**Written request:**
Pull each line containing "Menu" out of the data and copy it.

**Excerpted data:**
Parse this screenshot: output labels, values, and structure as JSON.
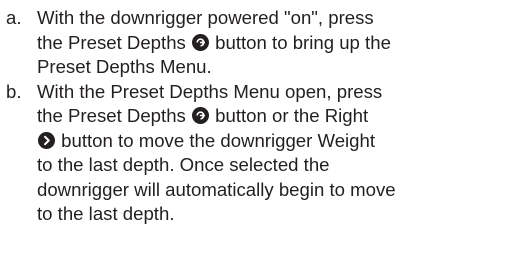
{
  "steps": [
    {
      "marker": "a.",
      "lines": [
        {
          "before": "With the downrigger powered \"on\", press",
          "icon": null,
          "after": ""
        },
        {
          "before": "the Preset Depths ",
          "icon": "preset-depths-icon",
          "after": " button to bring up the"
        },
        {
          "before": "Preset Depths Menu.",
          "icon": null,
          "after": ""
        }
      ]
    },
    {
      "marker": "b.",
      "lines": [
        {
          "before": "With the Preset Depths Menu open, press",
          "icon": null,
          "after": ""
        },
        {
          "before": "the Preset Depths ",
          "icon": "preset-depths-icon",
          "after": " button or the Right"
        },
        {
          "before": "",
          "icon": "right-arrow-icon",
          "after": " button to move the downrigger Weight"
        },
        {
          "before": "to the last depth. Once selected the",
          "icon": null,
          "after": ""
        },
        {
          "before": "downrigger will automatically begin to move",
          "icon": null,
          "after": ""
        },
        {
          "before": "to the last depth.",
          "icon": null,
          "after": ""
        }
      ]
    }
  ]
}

--

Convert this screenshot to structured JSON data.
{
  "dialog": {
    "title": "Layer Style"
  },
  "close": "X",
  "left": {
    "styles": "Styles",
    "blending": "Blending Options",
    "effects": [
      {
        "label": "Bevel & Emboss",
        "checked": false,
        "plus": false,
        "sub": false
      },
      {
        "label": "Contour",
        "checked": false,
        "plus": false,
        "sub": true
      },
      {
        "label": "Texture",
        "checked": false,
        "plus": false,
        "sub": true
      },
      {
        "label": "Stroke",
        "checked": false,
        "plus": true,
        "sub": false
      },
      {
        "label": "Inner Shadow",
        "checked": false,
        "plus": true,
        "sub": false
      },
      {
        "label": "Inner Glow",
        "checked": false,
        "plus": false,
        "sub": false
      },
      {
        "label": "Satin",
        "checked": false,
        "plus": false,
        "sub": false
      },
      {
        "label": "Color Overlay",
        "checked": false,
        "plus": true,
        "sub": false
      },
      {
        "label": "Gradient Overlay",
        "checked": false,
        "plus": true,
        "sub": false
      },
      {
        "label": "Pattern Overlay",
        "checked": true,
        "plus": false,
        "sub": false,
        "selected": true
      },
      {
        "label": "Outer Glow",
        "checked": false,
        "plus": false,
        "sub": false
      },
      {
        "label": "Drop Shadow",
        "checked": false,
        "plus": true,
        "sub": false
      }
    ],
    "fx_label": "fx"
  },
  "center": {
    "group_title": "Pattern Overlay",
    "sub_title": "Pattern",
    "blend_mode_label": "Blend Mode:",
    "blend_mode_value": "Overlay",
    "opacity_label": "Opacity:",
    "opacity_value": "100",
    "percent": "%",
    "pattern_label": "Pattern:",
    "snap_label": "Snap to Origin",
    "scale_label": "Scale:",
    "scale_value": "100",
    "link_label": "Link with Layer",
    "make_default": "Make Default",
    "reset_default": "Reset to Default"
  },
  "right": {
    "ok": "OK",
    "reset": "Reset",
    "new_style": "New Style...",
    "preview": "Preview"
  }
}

**Written answer:**
          "before": "Preset Depths Menu.",
          "before": "With the Preset Depths Menu open, press",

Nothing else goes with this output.